Task instructions
Your task is to repeat the entries underneath exactly, minus the pictures.

Data items
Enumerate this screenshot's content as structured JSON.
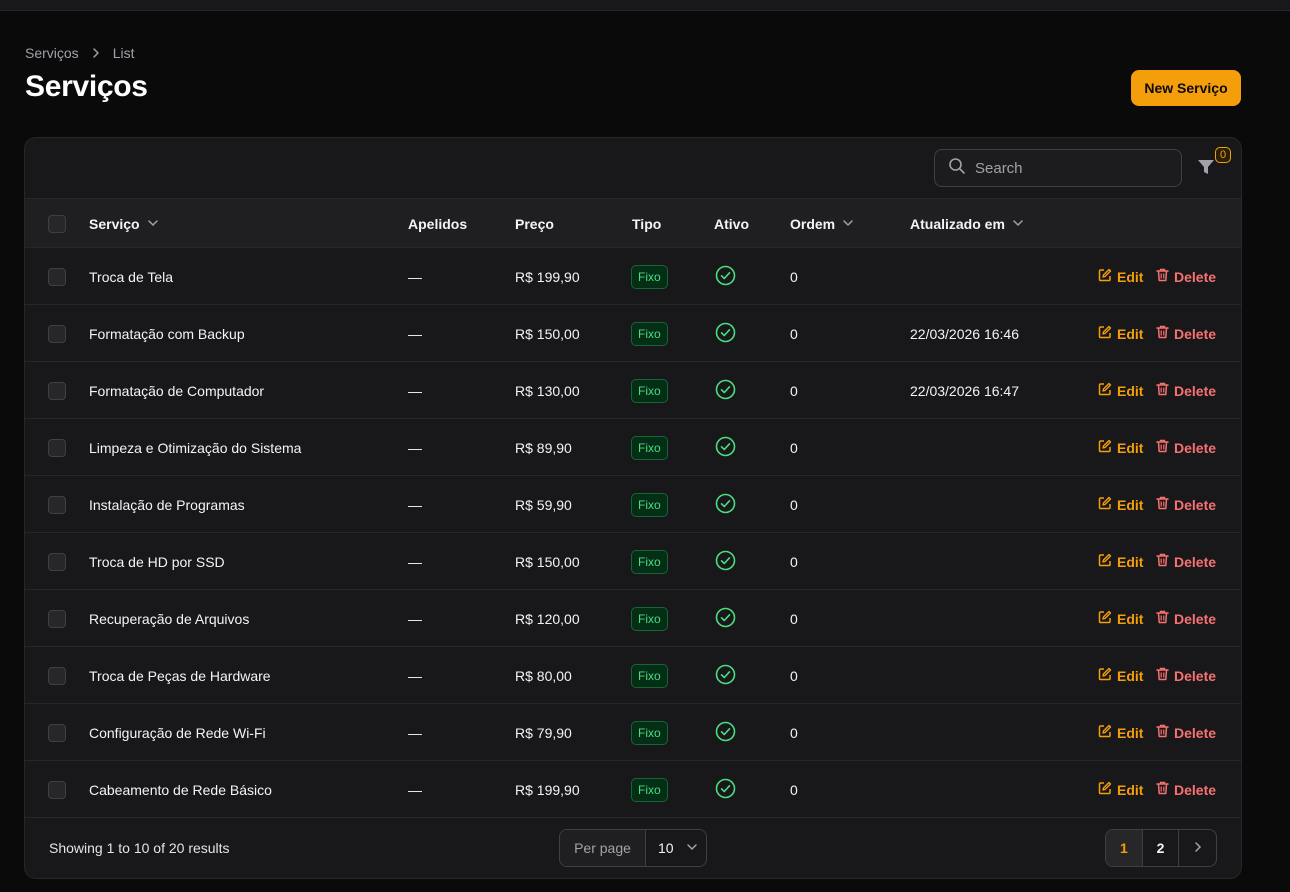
{
  "breadcrumb": [
    "Serviços",
    "List"
  ],
  "page_title": "Serviços",
  "new_button": "New Serviço",
  "search": {
    "placeholder": "Search",
    "value": ""
  },
  "filter": {
    "count": "0"
  },
  "columns": {
    "servico": "Serviço",
    "apelidos": "Apelidos",
    "preco": "Preço",
    "tipo": "Tipo",
    "ativo": "Ativo",
    "ordem": "Ordem",
    "atualizado": "Atualizado em"
  },
  "actions": {
    "edit": "Edit",
    "delete": "Delete"
  },
  "rows": [
    {
      "servico": "Troca de Tela",
      "apelidos": "—",
      "preco": "R$ 199,90",
      "tipo": "Fixo",
      "ativo": true,
      "ordem": "0",
      "atualizado": ""
    },
    {
      "servico": "Formatação com Backup",
      "apelidos": "—",
      "preco": "R$ 150,00",
      "tipo": "Fixo",
      "ativo": true,
      "ordem": "0",
      "atualizado": "22/03/2026 16:46"
    },
    {
      "servico": "Formatação de Computador",
      "apelidos": "—",
      "preco": "R$ 130,00",
      "tipo": "Fixo",
      "ativo": true,
      "ordem": "0",
      "atualizado": "22/03/2026 16:47"
    },
    {
      "servico": "Limpeza e Otimização do Sistema",
      "apelidos": "—",
      "preco": "R$ 89,90",
      "tipo": "Fixo",
      "ativo": true,
      "ordem": "0",
      "atualizado": ""
    },
    {
      "servico": "Instalação de Programas",
      "apelidos": "—",
      "preco": "R$ 59,90",
      "tipo": "Fixo",
      "ativo": true,
      "ordem": "0",
      "atualizado": ""
    },
    {
      "servico": "Troca de HD por SSD",
      "apelidos": "—",
      "preco": "R$ 150,00",
      "tipo": "Fixo",
      "ativo": true,
      "ordem": "0",
      "atualizado": ""
    },
    {
      "servico": "Recuperação de Arquivos",
      "apelidos": "—",
      "preco": "R$ 120,00",
      "tipo": "Fixo",
      "ativo": true,
      "ordem": "0",
      "atualizado": ""
    },
    {
      "servico": "Troca de Peças de Hardware",
      "apelidos": "—",
      "preco": "R$ 80,00",
      "tipo": "Fixo",
      "ativo": true,
      "ordem": "0",
      "atualizado": ""
    },
    {
      "servico": "Configuração de Rede Wi-Fi",
      "apelidos": "—",
      "preco": "R$ 79,90",
      "tipo": "Fixo",
      "ativo": true,
      "ordem": "0",
      "atualizado": ""
    },
    {
      "servico": "Cabeamento de Rede Básico",
      "apelidos": "—",
      "preco": "R$ 199,90",
      "tipo": "Fixo",
      "ativo": true,
      "ordem": "0",
      "atualizado": ""
    }
  ],
  "footer": {
    "showing": "Showing 1 to 10 of 20 results",
    "per_page_label": "Per page",
    "per_page_value": "10",
    "pages": [
      "1",
      "2"
    ],
    "current_page": "1"
  },
  "colors": {
    "accent": "#f59e0b",
    "danger": "#f87171",
    "success": "#4ade80"
  },
  "icons": [
    "chevron-right-icon",
    "search-icon",
    "funnel-icon",
    "chevron-down-icon",
    "check-circle-icon",
    "pencil-square-icon",
    "trash-icon"
  ]
}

Result for this exercise
Enumerate this screenshot's content as structured JSON.
{
  "breadcrumb": [
    "Serviços",
    "List"
  ],
  "page_title": "Serviços",
  "new_button": "New Serviço",
  "search": {
    "placeholder": "Search",
    "value": ""
  },
  "filter": {
    "count": "0"
  },
  "columns": {
    "servico": "Serviço",
    "apelidos": "Apelidos",
    "preco": "Preço",
    "tipo": "Tipo",
    "ativo": "Ativo",
    "ordem": "Ordem",
    "atualizado": "Atualizado em"
  },
  "actions": {
    "edit": "Edit",
    "delete": "Delete"
  },
  "rows": [
    {
      "servico": "Troca de Tela",
      "apelidos": "—",
      "preco": "R$ 199,90",
      "tipo": "Fixo",
      "ativo": true,
      "ordem": "0",
      "atualizado": ""
    },
    {
      "servico": "Formatação com Backup",
      "apelidos": "—",
      "preco": "R$ 150,00",
      "tipo": "Fixo",
      "ativo": true,
      "ordem": "0",
      "atualizado": "22/03/2026 16:46"
    },
    {
      "servico": "Formatação de Computador",
      "apelidos": "—",
      "preco": "R$ 130,00",
      "tipo": "Fixo",
      "ativo": true,
      "ordem": "0",
      "atualizado": "22/03/2026 16:47"
    },
    {
      "servico": "Limpeza e Otimização do Sistema",
      "apelidos": "—",
      "preco": "R$ 89,90",
      "tipo": "Fixo",
      "ativo": true,
      "ordem": "0",
      "atualizado": ""
    },
    {
      "servico": "Instalação de Programas",
      "apelidos": "—",
      "preco": "R$ 59,90",
      "tipo": "Fixo",
      "ativo": true,
      "ordem": "0",
      "atualizado": ""
    },
    {
      "servico": "Troca de HD por SSD",
      "apelidos": "—",
      "preco": "R$ 150,00",
      "tipo": "Fixo",
      "ativo": true,
      "ordem": "0",
      "atualizado": ""
    },
    {
      "servico": "Recuperação de Arquivos",
      "apelidos": "—",
      "preco": "R$ 120,00",
      "tipo": "Fixo",
      "ativo": true,
      "ordem": "0",
      "atualizado": ""
    },
    {
      "servico": "Troca de Peças de Hardware",
      "apelidos": "—",
      "preco": "R$ 80,00",
      "tipo": "Fixo",
      "ativo": true,
      "ordem": "0",
      "atualizado": ""
    },
    {
      "servico": "Configuração de Rede Wi-Fi",
      "apelidos": "—",
      "preco": "R$ 79,90",
      "tipo": "Fixo",
      "ativo": true,
      "ordem": "0",
      "atualizado": ""
    },
    {
      "servico": "Cabeamento de Rede Básico",
      "apelidos": "—",
      "preco": "R$ 199,90",
      "tipo": "Fixo",
      "ativo": true,
      "ordem": "0",
      "atualizado": ""
    }
  ],
  "footer": {
    "showing": "Showing 1 to 10 of 20 results",
    "per_page_label": "Per page",
    "per_page_value": "10",
    "pages": [
      "1",
      "2"
    ],
    "current_page": "1"
  },
  "colors": {
    "accent": "#f59e0b",
    "danger": "#f87171",
    "success": "#4ade80"
  },
  "icons": [
    "chevron-right-icon",
    "search-icon",
    "funnel-icon",
    "chevron-down-icon",
    "check-circle-icon",
    "pencil-square-icon",
    "trash-icon"
  ]
}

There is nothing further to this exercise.